Written problem: Review the material and extract every line in which the word "освещения" occurs.

Data entries:
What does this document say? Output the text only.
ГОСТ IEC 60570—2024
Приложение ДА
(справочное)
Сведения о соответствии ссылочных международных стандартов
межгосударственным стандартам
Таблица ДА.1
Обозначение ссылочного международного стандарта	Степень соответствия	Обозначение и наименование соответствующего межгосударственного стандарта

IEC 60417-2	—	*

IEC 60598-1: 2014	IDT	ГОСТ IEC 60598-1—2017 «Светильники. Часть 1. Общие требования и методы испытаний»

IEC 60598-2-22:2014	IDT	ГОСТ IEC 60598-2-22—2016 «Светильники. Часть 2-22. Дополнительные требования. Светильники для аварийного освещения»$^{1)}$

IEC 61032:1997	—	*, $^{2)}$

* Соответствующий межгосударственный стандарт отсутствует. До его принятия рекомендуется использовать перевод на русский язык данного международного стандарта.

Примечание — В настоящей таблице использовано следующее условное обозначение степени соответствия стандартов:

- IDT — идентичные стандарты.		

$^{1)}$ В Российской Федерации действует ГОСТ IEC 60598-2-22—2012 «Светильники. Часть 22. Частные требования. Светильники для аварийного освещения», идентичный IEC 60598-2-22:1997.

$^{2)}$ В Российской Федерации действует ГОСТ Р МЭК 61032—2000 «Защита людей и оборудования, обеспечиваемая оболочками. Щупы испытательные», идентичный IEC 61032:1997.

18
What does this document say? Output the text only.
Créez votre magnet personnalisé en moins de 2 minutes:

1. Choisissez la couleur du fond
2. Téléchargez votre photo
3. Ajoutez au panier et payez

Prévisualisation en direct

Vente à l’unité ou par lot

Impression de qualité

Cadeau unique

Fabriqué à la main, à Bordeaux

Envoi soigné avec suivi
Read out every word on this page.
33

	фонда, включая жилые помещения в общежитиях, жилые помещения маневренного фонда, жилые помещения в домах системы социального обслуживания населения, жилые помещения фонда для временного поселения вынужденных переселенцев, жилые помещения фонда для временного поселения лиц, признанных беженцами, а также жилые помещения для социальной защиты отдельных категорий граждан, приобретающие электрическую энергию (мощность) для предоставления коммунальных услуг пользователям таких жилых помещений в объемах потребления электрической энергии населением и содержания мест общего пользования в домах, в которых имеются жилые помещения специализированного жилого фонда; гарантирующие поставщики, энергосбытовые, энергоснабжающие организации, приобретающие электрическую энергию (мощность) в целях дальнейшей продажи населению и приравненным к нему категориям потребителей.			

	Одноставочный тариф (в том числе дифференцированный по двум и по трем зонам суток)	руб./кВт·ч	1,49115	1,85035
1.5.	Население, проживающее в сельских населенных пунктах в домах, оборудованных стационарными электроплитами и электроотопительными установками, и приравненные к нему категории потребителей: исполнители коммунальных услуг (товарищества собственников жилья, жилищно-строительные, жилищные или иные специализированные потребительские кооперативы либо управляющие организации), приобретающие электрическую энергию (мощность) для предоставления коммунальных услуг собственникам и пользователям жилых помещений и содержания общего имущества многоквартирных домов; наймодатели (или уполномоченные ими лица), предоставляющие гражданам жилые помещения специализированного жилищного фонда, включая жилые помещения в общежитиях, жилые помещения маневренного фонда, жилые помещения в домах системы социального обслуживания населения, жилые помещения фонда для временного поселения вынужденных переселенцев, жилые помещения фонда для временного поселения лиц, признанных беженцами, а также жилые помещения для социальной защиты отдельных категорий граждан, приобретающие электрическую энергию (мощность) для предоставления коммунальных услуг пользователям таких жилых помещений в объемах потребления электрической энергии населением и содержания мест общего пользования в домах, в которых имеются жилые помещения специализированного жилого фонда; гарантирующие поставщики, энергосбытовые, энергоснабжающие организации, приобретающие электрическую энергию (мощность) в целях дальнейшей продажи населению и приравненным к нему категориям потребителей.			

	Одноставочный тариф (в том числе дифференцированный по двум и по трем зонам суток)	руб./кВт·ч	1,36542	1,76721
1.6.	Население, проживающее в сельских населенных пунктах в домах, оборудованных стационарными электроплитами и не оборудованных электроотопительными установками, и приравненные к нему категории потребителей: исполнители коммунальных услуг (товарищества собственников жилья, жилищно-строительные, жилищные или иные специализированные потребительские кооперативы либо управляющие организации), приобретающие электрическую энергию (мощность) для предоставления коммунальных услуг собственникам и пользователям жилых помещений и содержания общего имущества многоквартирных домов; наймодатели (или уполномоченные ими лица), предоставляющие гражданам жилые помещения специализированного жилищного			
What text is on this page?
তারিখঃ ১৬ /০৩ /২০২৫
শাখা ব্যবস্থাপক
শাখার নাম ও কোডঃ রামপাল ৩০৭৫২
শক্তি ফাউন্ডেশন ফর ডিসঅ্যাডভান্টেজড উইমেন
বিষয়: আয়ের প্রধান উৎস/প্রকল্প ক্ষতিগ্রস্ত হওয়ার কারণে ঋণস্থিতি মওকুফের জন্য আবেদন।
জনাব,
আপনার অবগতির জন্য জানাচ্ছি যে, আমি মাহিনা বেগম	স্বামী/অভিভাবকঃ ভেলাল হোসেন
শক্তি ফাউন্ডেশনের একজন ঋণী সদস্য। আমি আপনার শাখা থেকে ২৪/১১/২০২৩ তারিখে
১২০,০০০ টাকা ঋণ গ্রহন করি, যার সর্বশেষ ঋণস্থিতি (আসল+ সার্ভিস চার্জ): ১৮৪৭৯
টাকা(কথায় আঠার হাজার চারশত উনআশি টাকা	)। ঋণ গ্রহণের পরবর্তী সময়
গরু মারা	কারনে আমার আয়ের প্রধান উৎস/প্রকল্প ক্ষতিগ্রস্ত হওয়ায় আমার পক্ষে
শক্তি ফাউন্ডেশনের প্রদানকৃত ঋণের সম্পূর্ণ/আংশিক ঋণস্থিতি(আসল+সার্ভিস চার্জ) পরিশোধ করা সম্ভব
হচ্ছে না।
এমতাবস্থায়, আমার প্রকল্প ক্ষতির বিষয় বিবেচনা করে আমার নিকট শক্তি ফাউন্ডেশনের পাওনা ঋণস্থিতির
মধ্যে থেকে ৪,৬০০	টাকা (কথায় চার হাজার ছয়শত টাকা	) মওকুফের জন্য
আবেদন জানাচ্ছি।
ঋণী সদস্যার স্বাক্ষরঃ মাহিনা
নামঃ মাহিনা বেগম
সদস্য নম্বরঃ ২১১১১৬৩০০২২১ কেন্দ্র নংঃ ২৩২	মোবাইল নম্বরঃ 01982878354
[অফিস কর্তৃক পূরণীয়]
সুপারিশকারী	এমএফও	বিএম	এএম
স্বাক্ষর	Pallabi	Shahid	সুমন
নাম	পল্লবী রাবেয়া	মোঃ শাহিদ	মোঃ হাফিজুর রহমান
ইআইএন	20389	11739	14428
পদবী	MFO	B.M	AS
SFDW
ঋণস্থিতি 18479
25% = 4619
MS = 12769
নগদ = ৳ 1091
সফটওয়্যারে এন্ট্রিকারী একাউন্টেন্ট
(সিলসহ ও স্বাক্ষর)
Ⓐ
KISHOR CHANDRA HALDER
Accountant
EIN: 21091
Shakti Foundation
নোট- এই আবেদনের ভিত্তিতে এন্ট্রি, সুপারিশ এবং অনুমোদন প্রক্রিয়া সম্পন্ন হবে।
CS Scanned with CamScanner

Solution:
IEC 60598-2-22:2014	IDT	ГОСТ IEC 60598-2-22—2016 «Светильники. Часть 2-22. Дополнительные требования. Светильники для аварийного освещения»$^{1)}$
$^{1)}$ В Российской Федерации действует ГОСТ IEC 60598-2-22—2012 «Светильники. Часть 22. Частные требования. Светильники для аварийного освещения», идентичный IEC 60598-2-22:1997.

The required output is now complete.